» **GOAL**
A verbatim copy of the records is required, with all pictures left out.

Data excerpts

···

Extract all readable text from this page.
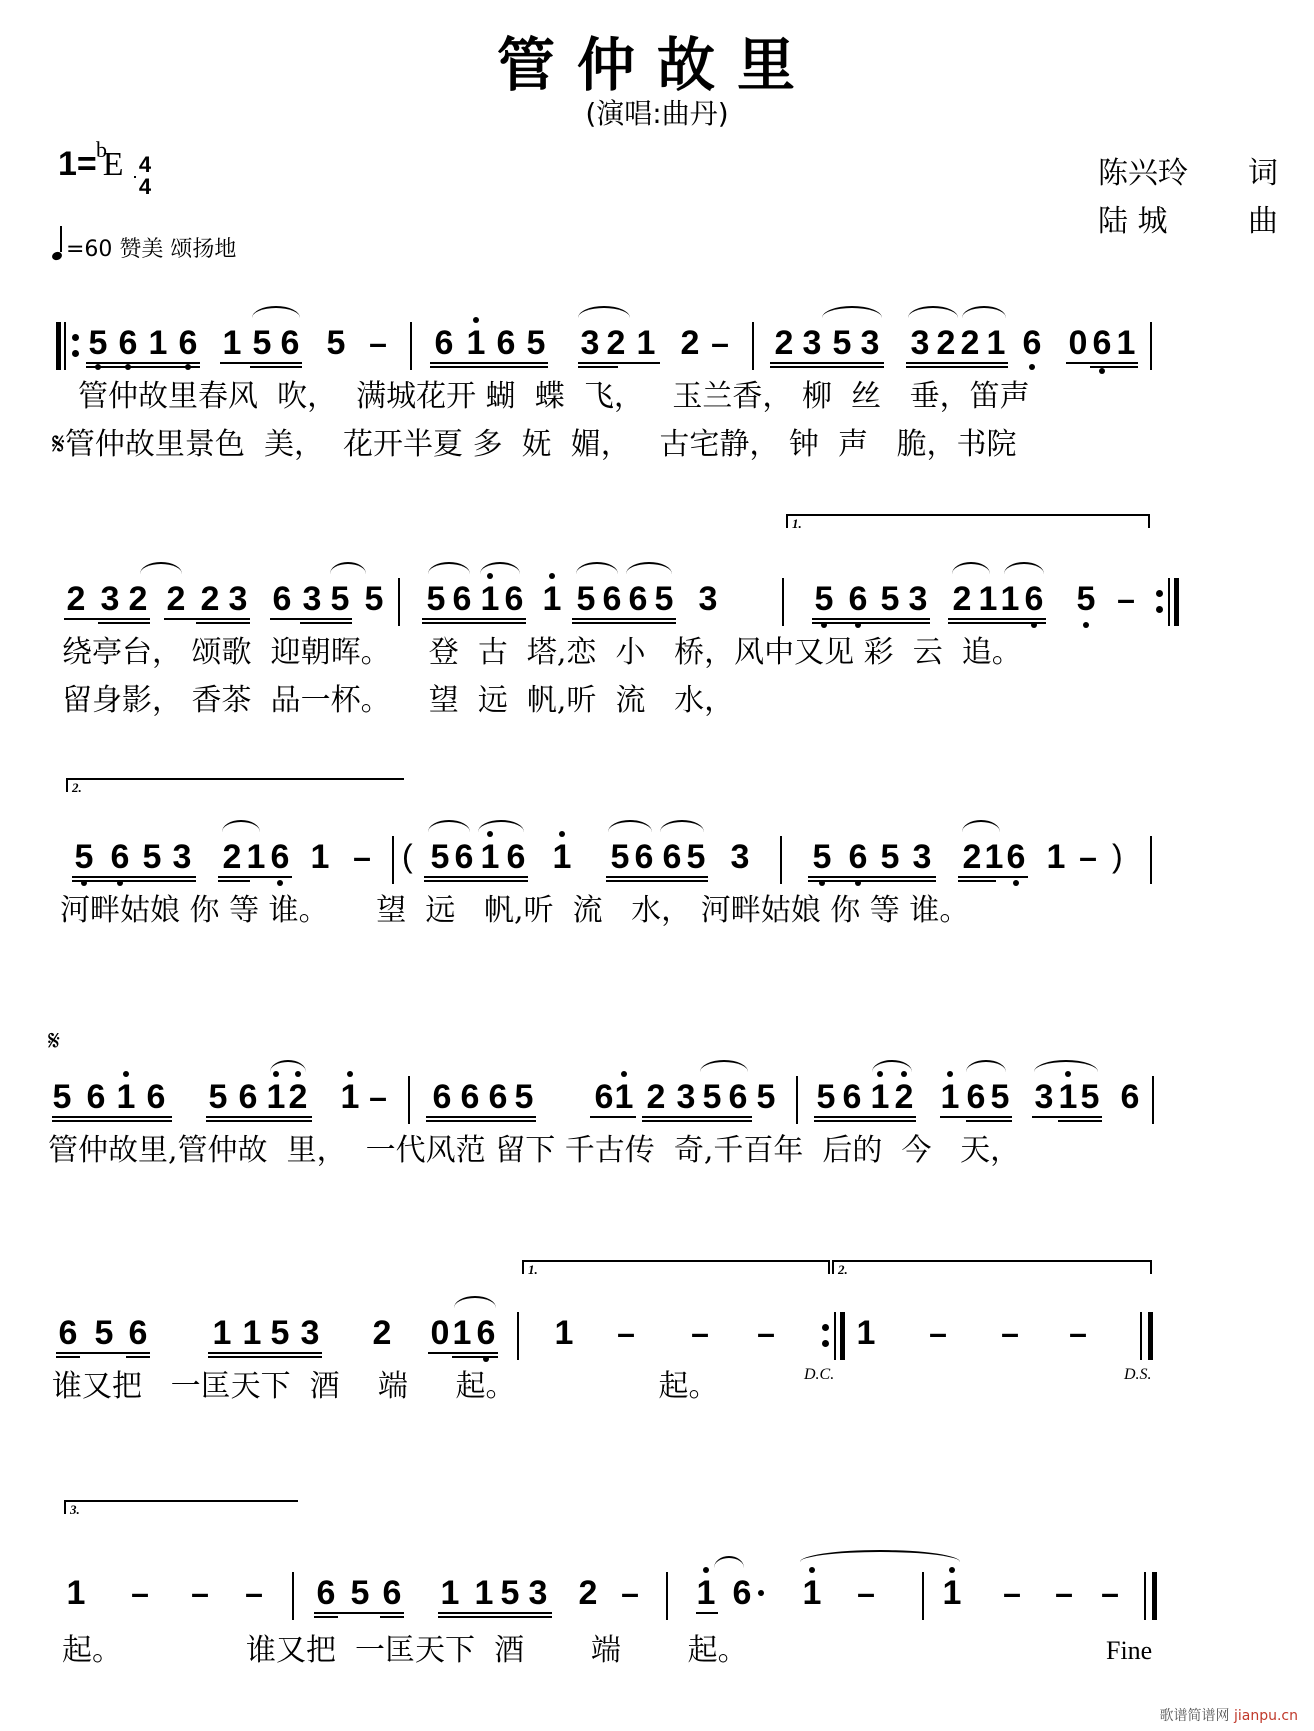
管仲故里
(演唱:曲丹)
1= b
E 4
4
=60 赞美 颂扬地
陈兴玲 词
陆 城	曲
5 6 1 6 1 5 6 5 – 6 1 6 5 3 2 1 2 – 2 3 5 3 3 2 2 1 6 0 6 1
管仲故里春风  吹，  满城花开 蝴  蝶  飞，   玉兰香， 柳  丝   垂，笛声
𝄋管仲故里景色  美，  花开半夏 多  妩  媚，   古宅静， 钟  声   脆，书院
2 3 2 2 2 3 6 3 5 5 5 6 1 6 1 5 6 6 5 3
1.
5 6 5 3 2 1 1 6 5 –
绕亭台， 颂歌  迎朝晖。    登  古  塔,恋  小   桥，风中又见 彩  云  追。
留身影， 香茶  品一杯。    望  远  帆,听  流   水，
2.
5 6 5 3 2 1 6 1 – ( 5 6 1 6 1 5 6 6 5 3 5 6 5 3 2 1 6 1 – )
河畔姑娘 你 等 谁。     望  远   帆,听  流   水， 河畔姑娘 你 等 谁。
𝄋
5 6 1 6 5 6 1 2 1 – 6 6 6 5 6 1 2 3 5 6 5 5 6 1 2 1 6 5 3 1 5 6
管仲故里,管仲故  里，  一代风范 留下 千古传  奇,千百年  后的  今   天，
6 5 6 1 1 5 3 2 0 1 6
1.
1 – – –
D.C.
2.
1 – – –
D.S.
谁又把   一匡天下  酒    端     起。               起。
3.
1 – – – 6 5 6 1 1 5 3 2 – 1 6 1 – 1 – – –
Fine
起。             谁又把  一匡天下  酒       端       起。
歌谱简谱网 jianpu.cn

···

» **EXPECTED ANSWER**
Extract all readable text from this page.
管仲故里
(演唱:曲丹)
1= b
E 4
4
=60 赞美 颂扬地
陈兴玲 词
陆 城	曲
5 6 1 6 1 5 6 5 – 6 1 6 5 3 2 1 2 – 2 3 5 3 3 2 2 1 6 0 6 1
管仲故里春风  吹，  满城花开 蝴  蝶  飞，   玉兰香， 柳  丝   垂，笛声
𝄋管仲故里景色  美，  花开半夏 多  妩  媚，   古宅静， 钟  声   脆，书院
2 3 2 2 2 3 6 3 5 5 5 6 1 6 1 5 6 6 5 3
1.
5 6 5 3 2 1 1 6 5 –
绕亭台， 颂歌  迎朝晖。    登  古  塔,恋  小   桥，风中又见 彩  云  追。
留身影， 香茶  品一杯。    望  远  帆,听  流   水，
2.
5 6 5 3 2 1 6 1 – ( 5 6 1 6 1 5 6 6 5 3 5 6 5 3 2 1 6 1 – )
河畔姑娘 你 等 谁。     望  远   帆,听  流   水， 河畔姑娘 你 等 谁。
𝄋
5 6 1 6 5 6 1 2 1 – 6 6 6 5 6 1 2 3 5 6 5 5 6 1 2 1 6 5 3 1 5 6
管仲故里,管仲故  里，  一代风范 留下 千古传  奇,千百年  后的  今   天，
6 5 6 1 1 5 3 2 0 1 6
1.
1 – – –
D.C.
2.
1 – – –
D.S.
谁又把   一匡天下  酒    端     起。               起。
3.
1 – – – 6 5 6 1 1 5 3 2 – 1 6 1 – 1 – – –
Fine
起。             谁又把  一匡天下  酒       端       起。
歌谱简谱网 jianpu.cn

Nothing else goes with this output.